### Challenge
Reproduce the listing verbatim, from its first line up to and including the line containing "calendar-week-row: 26 Sunrise: 6:28".

### Entries
▼

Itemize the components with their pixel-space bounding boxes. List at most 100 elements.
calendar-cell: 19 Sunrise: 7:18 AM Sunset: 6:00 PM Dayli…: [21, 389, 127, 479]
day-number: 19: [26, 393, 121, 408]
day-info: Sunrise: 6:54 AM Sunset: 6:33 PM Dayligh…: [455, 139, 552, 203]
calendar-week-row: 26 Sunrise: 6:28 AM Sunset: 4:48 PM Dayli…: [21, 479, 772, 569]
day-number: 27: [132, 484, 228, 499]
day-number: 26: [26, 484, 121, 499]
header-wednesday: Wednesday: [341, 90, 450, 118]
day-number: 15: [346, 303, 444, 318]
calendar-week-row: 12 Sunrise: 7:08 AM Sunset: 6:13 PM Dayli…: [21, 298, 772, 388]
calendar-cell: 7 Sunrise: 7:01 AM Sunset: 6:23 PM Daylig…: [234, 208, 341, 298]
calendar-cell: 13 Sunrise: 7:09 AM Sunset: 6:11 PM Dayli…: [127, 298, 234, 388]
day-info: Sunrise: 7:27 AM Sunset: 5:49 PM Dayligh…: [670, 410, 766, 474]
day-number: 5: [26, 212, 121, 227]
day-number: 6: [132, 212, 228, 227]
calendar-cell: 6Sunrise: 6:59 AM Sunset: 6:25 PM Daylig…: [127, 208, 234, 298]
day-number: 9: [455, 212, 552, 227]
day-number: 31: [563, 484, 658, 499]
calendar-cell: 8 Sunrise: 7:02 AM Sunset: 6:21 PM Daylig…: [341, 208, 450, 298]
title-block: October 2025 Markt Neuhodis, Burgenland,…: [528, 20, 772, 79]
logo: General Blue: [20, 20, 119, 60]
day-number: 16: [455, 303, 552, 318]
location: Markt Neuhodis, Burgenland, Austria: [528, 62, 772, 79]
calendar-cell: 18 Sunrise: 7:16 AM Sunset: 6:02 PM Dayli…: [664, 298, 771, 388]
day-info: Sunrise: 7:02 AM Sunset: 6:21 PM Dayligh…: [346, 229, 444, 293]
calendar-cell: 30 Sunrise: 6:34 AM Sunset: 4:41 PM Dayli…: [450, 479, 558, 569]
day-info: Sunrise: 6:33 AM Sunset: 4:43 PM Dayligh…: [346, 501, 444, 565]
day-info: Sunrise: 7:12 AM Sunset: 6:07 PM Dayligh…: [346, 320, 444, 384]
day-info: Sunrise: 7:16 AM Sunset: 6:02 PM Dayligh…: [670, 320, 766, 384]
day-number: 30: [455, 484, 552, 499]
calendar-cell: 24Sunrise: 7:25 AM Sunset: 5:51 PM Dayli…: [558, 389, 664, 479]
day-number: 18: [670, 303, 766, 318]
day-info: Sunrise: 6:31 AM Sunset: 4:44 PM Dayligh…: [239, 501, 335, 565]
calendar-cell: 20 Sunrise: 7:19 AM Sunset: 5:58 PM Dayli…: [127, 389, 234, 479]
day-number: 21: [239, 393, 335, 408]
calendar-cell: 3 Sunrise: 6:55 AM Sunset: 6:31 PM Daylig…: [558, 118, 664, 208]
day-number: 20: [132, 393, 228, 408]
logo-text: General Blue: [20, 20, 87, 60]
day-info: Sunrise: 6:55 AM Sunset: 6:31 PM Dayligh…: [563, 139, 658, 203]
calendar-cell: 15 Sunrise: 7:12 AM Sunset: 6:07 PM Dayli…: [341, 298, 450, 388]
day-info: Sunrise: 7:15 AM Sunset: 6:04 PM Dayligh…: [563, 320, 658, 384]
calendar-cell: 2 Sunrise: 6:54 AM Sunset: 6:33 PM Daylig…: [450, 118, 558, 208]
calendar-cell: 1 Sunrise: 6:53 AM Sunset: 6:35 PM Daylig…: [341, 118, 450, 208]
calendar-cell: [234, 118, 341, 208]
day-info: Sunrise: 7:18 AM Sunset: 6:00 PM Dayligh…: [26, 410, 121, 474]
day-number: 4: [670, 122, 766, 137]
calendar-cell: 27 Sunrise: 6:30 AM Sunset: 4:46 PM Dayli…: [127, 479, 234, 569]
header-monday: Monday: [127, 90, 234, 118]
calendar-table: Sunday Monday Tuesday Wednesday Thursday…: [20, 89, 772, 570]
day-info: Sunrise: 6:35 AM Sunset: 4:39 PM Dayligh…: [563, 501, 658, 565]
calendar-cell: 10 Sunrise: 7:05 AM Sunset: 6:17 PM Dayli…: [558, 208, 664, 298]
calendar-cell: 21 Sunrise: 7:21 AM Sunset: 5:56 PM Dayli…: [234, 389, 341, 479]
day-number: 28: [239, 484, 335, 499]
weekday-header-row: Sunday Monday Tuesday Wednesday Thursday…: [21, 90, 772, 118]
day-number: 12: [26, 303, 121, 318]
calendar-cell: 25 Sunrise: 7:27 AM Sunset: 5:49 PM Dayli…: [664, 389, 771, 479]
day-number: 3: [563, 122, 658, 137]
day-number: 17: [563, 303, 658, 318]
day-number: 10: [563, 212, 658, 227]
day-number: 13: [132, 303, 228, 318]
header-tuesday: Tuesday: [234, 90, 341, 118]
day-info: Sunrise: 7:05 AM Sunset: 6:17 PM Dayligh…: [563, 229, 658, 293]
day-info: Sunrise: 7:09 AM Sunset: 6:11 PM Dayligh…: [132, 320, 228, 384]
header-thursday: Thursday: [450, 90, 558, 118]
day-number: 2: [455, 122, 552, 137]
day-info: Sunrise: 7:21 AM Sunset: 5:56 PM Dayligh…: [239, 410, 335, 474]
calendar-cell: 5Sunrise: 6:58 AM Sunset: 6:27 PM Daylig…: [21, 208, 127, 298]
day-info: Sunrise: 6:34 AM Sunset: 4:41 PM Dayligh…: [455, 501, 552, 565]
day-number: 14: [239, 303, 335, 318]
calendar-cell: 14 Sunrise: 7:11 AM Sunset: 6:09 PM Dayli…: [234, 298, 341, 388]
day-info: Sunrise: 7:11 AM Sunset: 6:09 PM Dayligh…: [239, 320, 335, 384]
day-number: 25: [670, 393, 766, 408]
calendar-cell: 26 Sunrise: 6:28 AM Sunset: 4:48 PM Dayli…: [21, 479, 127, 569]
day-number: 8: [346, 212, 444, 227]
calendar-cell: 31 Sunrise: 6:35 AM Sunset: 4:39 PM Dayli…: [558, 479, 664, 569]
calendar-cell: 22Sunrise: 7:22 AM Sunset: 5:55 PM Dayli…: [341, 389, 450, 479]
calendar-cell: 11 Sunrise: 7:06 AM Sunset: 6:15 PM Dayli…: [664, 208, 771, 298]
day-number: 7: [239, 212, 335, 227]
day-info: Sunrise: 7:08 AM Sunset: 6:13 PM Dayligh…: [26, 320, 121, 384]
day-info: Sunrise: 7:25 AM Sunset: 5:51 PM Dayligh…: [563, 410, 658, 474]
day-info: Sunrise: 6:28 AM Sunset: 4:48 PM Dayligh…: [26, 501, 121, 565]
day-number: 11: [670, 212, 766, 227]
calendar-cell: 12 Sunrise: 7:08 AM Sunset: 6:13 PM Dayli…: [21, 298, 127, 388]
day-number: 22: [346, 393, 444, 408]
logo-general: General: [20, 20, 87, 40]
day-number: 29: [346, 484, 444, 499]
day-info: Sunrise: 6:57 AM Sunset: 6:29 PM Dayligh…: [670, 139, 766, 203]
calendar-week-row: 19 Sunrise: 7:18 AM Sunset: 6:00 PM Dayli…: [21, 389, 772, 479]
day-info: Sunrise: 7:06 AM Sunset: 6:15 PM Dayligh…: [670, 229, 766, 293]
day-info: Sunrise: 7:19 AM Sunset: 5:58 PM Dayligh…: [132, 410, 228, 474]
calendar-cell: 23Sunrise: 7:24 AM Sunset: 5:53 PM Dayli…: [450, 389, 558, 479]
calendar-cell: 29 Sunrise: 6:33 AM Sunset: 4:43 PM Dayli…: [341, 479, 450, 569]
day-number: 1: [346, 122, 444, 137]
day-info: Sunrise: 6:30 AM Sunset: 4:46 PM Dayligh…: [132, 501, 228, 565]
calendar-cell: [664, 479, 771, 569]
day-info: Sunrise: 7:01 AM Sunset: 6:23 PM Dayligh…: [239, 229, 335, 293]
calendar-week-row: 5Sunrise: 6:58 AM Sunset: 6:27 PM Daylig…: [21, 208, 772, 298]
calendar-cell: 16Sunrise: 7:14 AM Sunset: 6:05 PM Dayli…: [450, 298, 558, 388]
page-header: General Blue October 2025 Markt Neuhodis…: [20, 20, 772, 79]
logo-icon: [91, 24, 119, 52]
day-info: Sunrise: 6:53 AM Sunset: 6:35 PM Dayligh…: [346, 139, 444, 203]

▲

### Finished task
Itemize the components with their pixel-space bounding boxes. List at most 100 elements.
calendar-cell: 19 Sunrise: 7:18 AM Sunset: 6:00 PM Dayli…: [21, 389, 127, 479]
day-number: 19: [26, 393, 121, 408]
day-info: Sunrise: 6:54 AM Sunset: 6:33 PM Dayligh…: [455, 139, 552, 203]
calendar-week-row: 26 Sunrise: 6:28 AM Sunset: 4:48 PM Dayli…: [21, 479, 772, 569]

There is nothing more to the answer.